What you should do:
Substitute "pointer" for every "arrow" in the items from the start through the line containing "left-origin-label: O [86,605,100,627]", and reproduce those lines with everything else unchanged.

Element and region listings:
***

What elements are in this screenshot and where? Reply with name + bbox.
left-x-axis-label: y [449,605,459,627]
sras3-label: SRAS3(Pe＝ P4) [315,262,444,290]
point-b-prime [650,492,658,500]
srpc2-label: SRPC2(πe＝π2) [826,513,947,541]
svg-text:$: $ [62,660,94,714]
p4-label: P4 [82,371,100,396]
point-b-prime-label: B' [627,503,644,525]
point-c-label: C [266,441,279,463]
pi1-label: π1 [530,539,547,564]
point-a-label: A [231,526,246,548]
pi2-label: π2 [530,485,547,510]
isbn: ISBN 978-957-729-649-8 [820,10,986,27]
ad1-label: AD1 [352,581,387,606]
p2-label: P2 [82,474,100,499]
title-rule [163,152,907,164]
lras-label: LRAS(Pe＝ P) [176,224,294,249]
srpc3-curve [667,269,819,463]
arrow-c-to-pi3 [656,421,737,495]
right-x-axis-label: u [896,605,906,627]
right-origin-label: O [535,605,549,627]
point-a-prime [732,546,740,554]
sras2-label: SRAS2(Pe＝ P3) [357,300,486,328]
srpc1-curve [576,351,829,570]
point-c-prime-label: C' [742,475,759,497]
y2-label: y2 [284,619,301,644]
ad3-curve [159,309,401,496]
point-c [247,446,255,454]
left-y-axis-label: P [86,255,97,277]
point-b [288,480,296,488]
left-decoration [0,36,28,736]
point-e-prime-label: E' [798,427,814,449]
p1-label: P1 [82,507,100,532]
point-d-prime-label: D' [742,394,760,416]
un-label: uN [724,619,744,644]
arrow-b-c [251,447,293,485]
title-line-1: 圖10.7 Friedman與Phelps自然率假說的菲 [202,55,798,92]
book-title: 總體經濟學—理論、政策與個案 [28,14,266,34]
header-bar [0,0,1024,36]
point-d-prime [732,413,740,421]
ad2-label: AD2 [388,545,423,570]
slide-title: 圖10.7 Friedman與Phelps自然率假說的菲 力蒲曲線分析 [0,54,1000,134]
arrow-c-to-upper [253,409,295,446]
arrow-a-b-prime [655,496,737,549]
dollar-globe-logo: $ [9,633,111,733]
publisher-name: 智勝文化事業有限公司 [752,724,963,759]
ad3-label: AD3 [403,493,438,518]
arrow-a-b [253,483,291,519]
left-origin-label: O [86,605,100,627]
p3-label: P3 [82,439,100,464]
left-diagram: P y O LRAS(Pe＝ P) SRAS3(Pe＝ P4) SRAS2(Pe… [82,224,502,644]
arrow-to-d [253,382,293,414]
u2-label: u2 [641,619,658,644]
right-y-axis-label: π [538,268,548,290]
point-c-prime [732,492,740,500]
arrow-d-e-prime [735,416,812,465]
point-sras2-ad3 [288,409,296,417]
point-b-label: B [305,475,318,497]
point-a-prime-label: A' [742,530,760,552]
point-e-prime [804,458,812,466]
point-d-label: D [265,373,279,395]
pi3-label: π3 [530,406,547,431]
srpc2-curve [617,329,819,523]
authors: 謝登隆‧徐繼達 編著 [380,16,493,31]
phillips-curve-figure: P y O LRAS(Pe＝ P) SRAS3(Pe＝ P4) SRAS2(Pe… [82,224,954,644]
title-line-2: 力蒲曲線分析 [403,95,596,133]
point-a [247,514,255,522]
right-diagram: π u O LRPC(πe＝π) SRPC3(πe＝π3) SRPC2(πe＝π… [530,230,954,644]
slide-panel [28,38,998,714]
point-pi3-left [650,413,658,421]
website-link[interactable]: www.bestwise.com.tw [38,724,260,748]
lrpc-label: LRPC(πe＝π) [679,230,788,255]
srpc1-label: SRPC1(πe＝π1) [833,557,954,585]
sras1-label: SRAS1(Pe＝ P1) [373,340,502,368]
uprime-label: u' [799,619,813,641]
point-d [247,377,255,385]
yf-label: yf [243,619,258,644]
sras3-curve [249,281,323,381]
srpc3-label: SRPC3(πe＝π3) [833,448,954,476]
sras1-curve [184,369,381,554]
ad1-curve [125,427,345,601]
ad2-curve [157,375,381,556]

***

Response to this exercise:
What elements are in this screenshot and where? Reply with name + bbox.
left-x-axis-label: y [449,605,459,627]
sras3-label: SRAS3(Pe＝ P4) [315,262,444,290]
point-b-prime [650,492,658,500]
srpc2-label: SRPC2(πe＝π2) [826,513,947,541]
svg-text:$: $ [62,660,94,714]
p4-label: P4 [82,371,100,396]
point-b-prime-label: B' [627,503,644,525]
point-c-label: C [266,441,279,463]
pi1-label: π1 [530,539,547,564]
point-a-label: A [231,526,246,548]
pi2-label: π2 [530,485,547,510]
isbn: ISBN 978-957-729-649-8 [820,10,986,27]
ad1-label: AD1 [352,581,387,606]
p2-label: P2 [82,474,100,499]
title-rule [163,152,907,164]
lras-label: LRAS(Pe＝ P) [176,224,294,249]
srpc3-curve [667,269,819,463]
pointer-c-to-pi3 [656,421,737,495]
right-x-axis-label: u [896,605,906,627]
right-origin-label: O [535,605,549,627]
point-a-prime [732,546,740,554]
sras2-label: SRAS2(Pe＝ P3) [357,300,486,328]
srpc1-curve [576,351,829,570]
point-c-prime-label: C' [742,475,759,497]
y2-label: y2 [284,619,301,644]
ad3-curve [159,309,401,496]
point-c [247,446,255,454]
left-y-axis-label: P [86,255,97,277]
point-b [288,480,296,488]
left-decoration [0,36,28,736]
point-e-prime-label: E' [798,427,814,449]
p1-label: P1 [82,507,100,532]
point-d-prime-label: D' [742,394,760,416]
un-label: uN [724,619,744,644]
pointer-b-c [251,447,293,485]
title-line-1: 圖10.7 Friedman與Phelps自然率假說的菲 [202,55,798,92]
book-title: 總體經濟學—理論、政策與個案 [28,14,266,34]
header-bar [0,0,1024,36]
point-d-prime [732,413,740,421]
ad2-label: AD2 [388,545,423,570]
slide-title: 圖10.7 Friedman與Phelps自然率假說的菲 力蒲曲線分析 [0,54,1000,134]
pointer-c-to-upper [253,409,295,446]
pointer-a-b-prime [655,496,737,549]
dollar-globe-logo: $ [9,633,111,733]
publisher-name: 智勝文化事業有限公司 [752,724,963,759]
ad3-label: AD3 [403,493,438,518]
pointer-a-b [253,483,291,519]
left-origin-label: O [86,605,100,627]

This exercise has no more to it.